** Begin Rows **

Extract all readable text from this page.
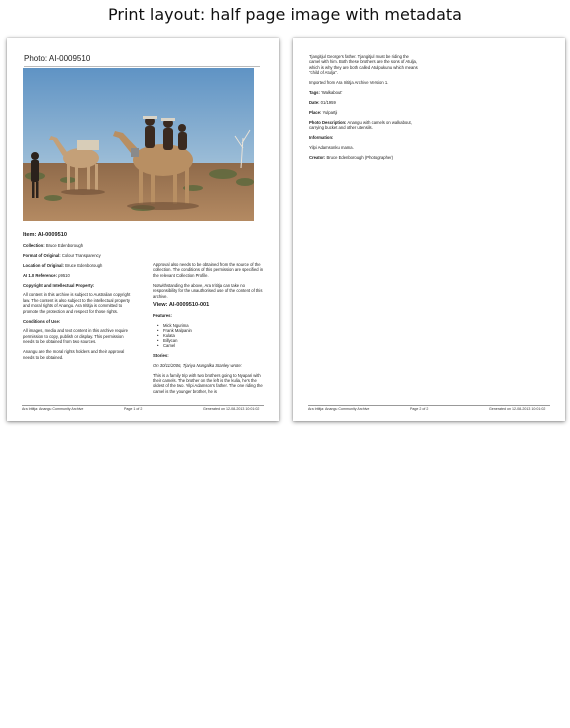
Print layout: half page image with metadata
Photo: AI-0009510

Item: AI-0009510

Collection: Bruce Edenborough

Format of Original: Colour Transparency

Location of Original: Bruce Edenborough

AI 1.0 Reference: p9510

Copyright and Intellectual Property:

All content in this archive is subject to Australian copyright law. The content is also subject to the intellectual property and moral rights of Anangu. Ara Irititja is committed to promote the protection and respect for those rights.

Conditions of Use:

All images, media and text content in this archive require permission to copy, publish or display. This permission needs to be obtained from two sources.

Anangu are the moral rights holders and their approval needs to be obtained.

Approval also needs to be obtained from the source of the collection. The conditions of this permission are specified in the relevant Collection Profile.

Notwithstanding the above, Ara Irititja can take no responsibility for the unauthorised use of the content of this archive.

View: AI-0009510-001

Features:

• Mick Ngurima
• Frank Malpanin
• Kulata
• Billycan
• Camel

Stories:

On 30/11/2006, Tjariya Nungalka Stanley wrote:

This is a family trip with two brothers going to Nyapari with their camels. The brother on the left is the kulia, he's the oldest of the two. Yilpi Adamson's father. The one riding the camel is the younger brother, he is

Ara Irititja: Anangu Community Archive	Page 1 of 2	Generated on 12-08-2013 10:01:02

Tjangitjul George's father. Tjangitjul must be riding the camel with him. Both these brothers are the sons of Atulja, which is why they are both called Atulpukunu which means "child of Atulja".

Imported from Ara Irititja Archive Version 1.

Tags: 'Walkabout'

Date: 01/1959

Place: Yulpartji

Photo Description: Anangu with camels on walkabout, carrying bucket and other utensils.

Information:

Yilpi Adamsonku mama.

Creator: Bruce Edenborough (Photographer)

Ara Irititja: Anangu Community Archive	Page 2 of 2	Generated on 12-08-2013 10:01:02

** End Rows **

Given exercise:
Write out every line of the preceding listing that contains "rights".

Exercise answer:
All content in this archive is subject to Australian copyright law. The content is also subject to the intellectual property and moral rights of Anangu. Ara Irititja is committed to promote the protection and respect for those rights.
Anangu are the moral rights holders and their approval needs to be obtained.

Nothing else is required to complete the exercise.